** START OF Extract to read **

I have enjoyed teaching the older classes. The 5th-7th grades are better listeners and understand me a little better. I am afraid to be left alone in the 1st and 2nd grade classrooms, we spend the first half of the class trying to get everyones notebooks out and their pencil sharpened. The second half of class is spent with hands raised asking various questions, "teacher, please may I go for a short call?" This is a visit to the toilet. Or another problem is, "teacher I don't have a pencil." I have a whole new respect for teachers, while one first grader is finishing the exercise, the next is still writing his or her name!
I am living with an amazing family, the priest(Herbert) of the Anglican church and his wife(Immaculate) and eight-month-old baby(Jael). They are really wonderful and are so good to me. I spent Saturday with Immaculate and Jael in a small village, we drove a winding, bumpy road that made the road to the gorillas look like a paved highway! I was told it was 50 km (loosely 30 miles), it took over two hours to get there! Immaculate was teaching a class when we got there so I was the nanny for the day. I sat in the front seat holding the sleeping baby. Of course, there's no car seats or seatbelts so I was embracing this child so tight I was afraid she would suffocate, but she dozed in my arms the entire way, despite the jolting and bouncing. Our driver, Ezra, called out "welcome aboard the jumping hourse", as we set off.
Another incredible day filled with more stunning scenery of hills, mountains, lakes, extremely strong women and children carrying stacks of 10-15 bricks on their heads and happy people waving at me. I just keep being amazed. I asked how these people get to Kisoro and Ezra answered, "they walk"... of course they do!
So much to learn, everyday it's something new!

** END OF Extract to read **

§ **Task description**
List every person the account above of teaching and host-family life mentions by name.

** START OF Stored records **

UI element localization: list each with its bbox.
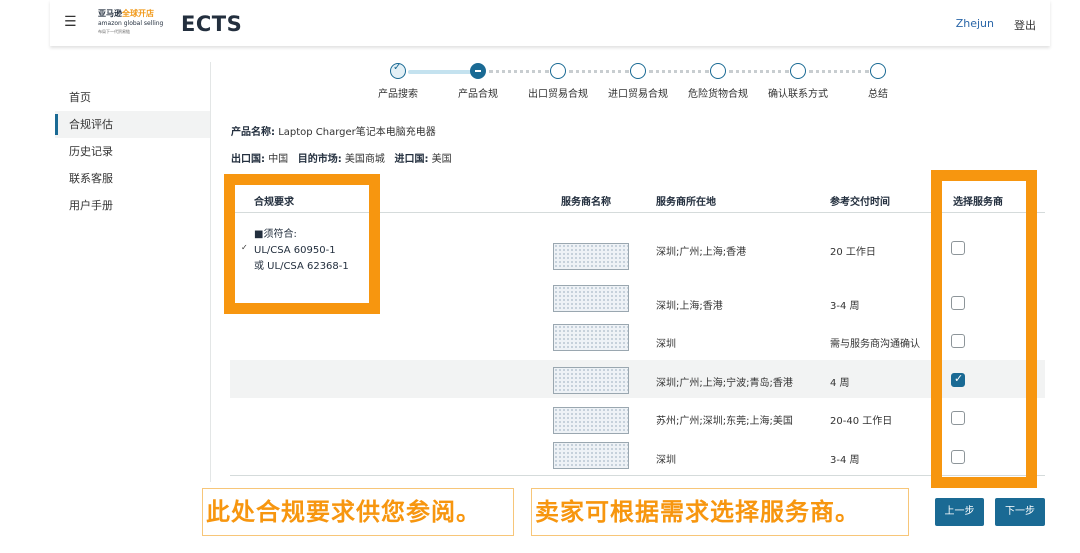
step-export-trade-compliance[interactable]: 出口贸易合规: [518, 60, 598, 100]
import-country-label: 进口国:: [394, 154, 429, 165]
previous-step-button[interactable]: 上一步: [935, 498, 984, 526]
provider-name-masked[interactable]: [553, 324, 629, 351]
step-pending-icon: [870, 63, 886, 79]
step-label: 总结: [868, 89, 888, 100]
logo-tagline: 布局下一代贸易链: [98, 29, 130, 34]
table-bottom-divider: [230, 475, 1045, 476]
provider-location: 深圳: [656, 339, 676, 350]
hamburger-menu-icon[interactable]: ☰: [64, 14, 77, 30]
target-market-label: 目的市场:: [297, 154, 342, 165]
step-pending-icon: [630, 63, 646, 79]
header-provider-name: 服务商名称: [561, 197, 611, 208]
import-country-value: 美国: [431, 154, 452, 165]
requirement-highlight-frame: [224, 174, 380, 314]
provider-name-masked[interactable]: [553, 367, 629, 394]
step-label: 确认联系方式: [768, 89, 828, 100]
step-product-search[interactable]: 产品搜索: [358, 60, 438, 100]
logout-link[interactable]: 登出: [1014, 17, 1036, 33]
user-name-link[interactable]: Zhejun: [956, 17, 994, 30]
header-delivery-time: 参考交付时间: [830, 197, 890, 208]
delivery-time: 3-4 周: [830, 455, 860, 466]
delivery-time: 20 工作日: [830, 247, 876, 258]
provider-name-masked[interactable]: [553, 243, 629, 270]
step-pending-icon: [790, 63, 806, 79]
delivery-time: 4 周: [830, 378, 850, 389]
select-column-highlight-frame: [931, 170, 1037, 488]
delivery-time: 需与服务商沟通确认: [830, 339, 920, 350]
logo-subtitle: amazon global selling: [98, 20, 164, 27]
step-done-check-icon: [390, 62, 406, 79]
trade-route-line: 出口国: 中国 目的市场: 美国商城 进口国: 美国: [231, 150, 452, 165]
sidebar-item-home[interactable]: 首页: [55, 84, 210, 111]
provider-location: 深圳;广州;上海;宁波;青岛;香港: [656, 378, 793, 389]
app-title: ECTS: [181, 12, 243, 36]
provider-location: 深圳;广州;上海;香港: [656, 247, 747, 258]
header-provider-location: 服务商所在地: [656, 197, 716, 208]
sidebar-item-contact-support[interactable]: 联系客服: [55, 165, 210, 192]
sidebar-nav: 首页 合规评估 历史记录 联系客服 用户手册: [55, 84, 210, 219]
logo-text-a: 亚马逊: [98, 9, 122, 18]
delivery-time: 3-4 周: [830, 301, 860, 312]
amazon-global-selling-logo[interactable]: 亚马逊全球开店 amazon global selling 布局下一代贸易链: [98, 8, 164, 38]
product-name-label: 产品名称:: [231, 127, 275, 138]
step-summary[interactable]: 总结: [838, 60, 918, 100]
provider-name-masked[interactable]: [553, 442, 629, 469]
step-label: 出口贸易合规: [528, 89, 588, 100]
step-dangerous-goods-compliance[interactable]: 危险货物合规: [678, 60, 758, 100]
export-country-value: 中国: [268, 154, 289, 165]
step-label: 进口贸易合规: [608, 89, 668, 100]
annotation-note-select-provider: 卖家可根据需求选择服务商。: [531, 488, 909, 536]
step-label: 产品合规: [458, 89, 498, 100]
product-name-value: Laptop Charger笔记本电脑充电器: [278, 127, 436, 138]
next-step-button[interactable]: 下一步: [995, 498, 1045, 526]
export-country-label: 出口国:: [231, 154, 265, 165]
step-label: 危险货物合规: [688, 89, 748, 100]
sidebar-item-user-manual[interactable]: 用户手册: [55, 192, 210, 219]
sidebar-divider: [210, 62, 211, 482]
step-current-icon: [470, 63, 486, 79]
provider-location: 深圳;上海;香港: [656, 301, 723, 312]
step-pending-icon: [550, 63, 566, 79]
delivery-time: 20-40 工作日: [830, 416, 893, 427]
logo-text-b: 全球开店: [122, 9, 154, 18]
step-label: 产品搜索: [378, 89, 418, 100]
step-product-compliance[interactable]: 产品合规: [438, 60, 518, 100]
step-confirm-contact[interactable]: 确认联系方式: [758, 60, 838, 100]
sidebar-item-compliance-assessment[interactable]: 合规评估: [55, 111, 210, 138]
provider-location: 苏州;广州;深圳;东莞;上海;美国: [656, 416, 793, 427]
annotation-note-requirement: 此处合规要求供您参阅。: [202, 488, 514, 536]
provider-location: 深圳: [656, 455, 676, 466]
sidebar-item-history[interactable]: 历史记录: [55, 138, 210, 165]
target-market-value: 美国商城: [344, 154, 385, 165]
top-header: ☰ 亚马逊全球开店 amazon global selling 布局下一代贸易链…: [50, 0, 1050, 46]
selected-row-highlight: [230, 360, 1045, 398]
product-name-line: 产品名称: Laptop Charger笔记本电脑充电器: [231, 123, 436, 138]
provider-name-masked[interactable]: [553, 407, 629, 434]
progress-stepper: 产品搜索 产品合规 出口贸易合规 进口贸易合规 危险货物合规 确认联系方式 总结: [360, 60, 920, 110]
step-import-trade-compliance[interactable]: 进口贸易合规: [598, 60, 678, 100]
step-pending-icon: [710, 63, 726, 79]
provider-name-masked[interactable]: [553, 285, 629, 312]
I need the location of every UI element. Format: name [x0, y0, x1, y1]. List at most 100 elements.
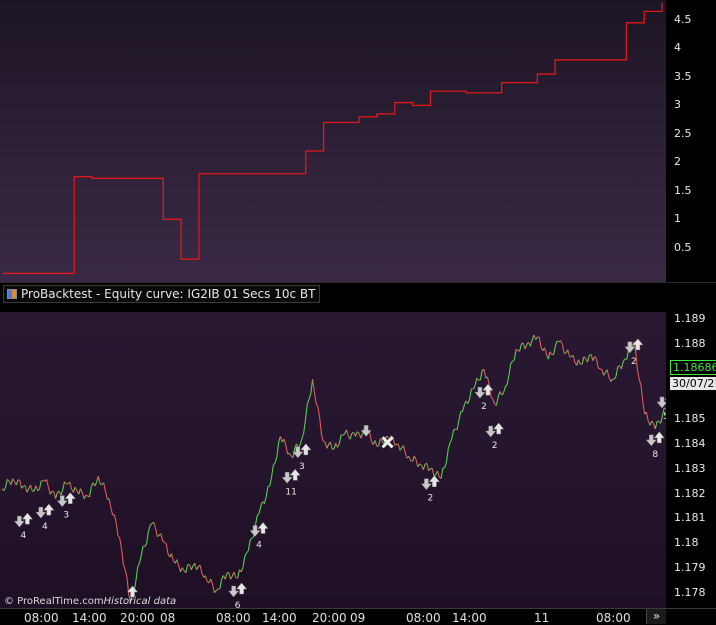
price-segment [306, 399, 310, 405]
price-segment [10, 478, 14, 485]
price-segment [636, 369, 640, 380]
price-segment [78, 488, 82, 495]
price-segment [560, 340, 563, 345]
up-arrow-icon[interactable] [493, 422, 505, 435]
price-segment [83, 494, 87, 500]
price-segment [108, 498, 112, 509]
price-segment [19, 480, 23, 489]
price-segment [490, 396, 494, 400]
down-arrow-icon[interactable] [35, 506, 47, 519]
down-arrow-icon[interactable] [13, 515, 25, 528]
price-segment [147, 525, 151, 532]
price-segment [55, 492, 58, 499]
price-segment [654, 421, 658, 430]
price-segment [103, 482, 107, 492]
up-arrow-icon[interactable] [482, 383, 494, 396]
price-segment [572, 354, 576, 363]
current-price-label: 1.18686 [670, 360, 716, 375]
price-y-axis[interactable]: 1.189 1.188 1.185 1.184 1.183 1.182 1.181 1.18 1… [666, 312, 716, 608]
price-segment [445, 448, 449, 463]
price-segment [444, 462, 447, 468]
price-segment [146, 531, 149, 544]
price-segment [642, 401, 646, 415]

** END OF Stored records **

§ **Exercise answer**
Herbert, Immaculate, Jael, Ezra